* **RECORDS FOR THE EXERCISE**:
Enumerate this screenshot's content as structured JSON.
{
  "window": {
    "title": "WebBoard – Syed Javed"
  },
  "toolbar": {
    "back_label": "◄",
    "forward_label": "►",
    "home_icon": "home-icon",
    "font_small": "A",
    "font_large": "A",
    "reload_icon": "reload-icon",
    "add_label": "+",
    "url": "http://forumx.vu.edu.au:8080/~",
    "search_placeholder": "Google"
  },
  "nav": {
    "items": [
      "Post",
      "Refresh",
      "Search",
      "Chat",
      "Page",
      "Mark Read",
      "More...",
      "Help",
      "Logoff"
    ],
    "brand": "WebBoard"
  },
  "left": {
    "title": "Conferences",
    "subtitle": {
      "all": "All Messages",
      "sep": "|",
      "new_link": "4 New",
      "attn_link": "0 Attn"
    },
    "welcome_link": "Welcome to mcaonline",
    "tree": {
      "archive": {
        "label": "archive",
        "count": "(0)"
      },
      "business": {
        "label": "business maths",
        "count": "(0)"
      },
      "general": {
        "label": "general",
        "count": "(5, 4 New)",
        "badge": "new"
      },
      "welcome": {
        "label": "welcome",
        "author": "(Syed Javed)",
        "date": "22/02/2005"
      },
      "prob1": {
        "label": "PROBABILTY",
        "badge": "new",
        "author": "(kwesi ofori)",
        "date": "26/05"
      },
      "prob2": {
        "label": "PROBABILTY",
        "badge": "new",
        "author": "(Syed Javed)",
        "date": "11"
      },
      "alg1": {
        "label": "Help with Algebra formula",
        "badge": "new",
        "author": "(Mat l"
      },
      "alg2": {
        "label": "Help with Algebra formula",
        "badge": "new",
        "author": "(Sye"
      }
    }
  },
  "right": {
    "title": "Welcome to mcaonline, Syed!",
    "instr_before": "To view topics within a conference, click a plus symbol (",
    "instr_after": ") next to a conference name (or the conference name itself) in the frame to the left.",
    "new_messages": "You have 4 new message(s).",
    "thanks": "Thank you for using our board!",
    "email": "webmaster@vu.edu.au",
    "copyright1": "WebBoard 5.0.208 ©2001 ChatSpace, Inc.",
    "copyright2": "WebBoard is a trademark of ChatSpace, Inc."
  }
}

* **INSTRUCTION**:
Write out every line from the records above, word for word.

* **FINAL RESULT**:
Enumerate this screenshot's content as structured JSON.
{
  "window": {
    "title": "WebBoard – Syed Javed"
  },
  "toolbar": {
    "back_label": "◄",
    "forward_label": "►",
    "home_icon": "home-icon",
    "font_small": "A",
    "font_large": "A",
    "reload_icon": "reload-icon",
    "add_label": "+",
    "url": "http://forumx.vu.edu.au:8080/~",
    "search_placeholder": "Google"
  },
  "nav": {
    "items": [
      "Post",
      "Refresh",
      "Search",
      "Chat",
      "Page",
      "Mark Read",
      "More...",
      "Help",
      "Logoff"
    ],
    "brand": "WebBoard"
  },
  "left": {
    "title": "Conferences",
    "subtitle": {
      "all": "All Messages",
      "sep": "|",
      "new_link": "4 New",
      "attn_link": "0 Attn"
    },
    "welcome_link": "Welcome to mcaonline",
    "tree": {
      "archive": {
        "label": "archive",
        "count": "(0)"
      },
      "business": {
        "label": "business maths",
        "count": "(0)"
      },
      "general": {
        "label": "general",
        "count": "(5, 4 New)",
        "badge": "new"
      },
      "welcome": {
        "label": "welcome",
        "author": "(Syed Javed)",
        "date": "22/02/2005"
      },
      "prob1": {
        "label": "PROBABILTY",
        "badge": "new",
        "author": "(kwesi ofori)",
        "date": "26/05"
      },
      "prob2": {
        "label": "PROBABILTY",
        "badge": "new",
        "author": "(Syed Javed)",
        "date": "11"
      },
      "alg1": {
        "label": "Help with Algebra formula",
        "badge": "new",
        "author": "(Mat l"
      },
      "alg2": {
        "label": "Help with Algebra formula",
        "badge": "new",
        "author": "(Sye"
      }
    }
  },
  "right": {
    "title": "Welcome to mcaonline, Syed!",
    "instr_before": "To view topics within a conference, click a plus symbol (",
    "instr_after": ") next to a conference name (or the conference name itself) in the frame to the left.",
    "new_messages": "You have 4 new message(s).",
    "thanks": "Thank you for using our board!",
    "email": "webmaster@vu.edu.au",
    "copyright1": "WebBoard 5.0.208 ©2001 ChatSpace, Inc.",
    "copyright2": "WebBoard is a trademark of ChatSpace, Inc."
  }
}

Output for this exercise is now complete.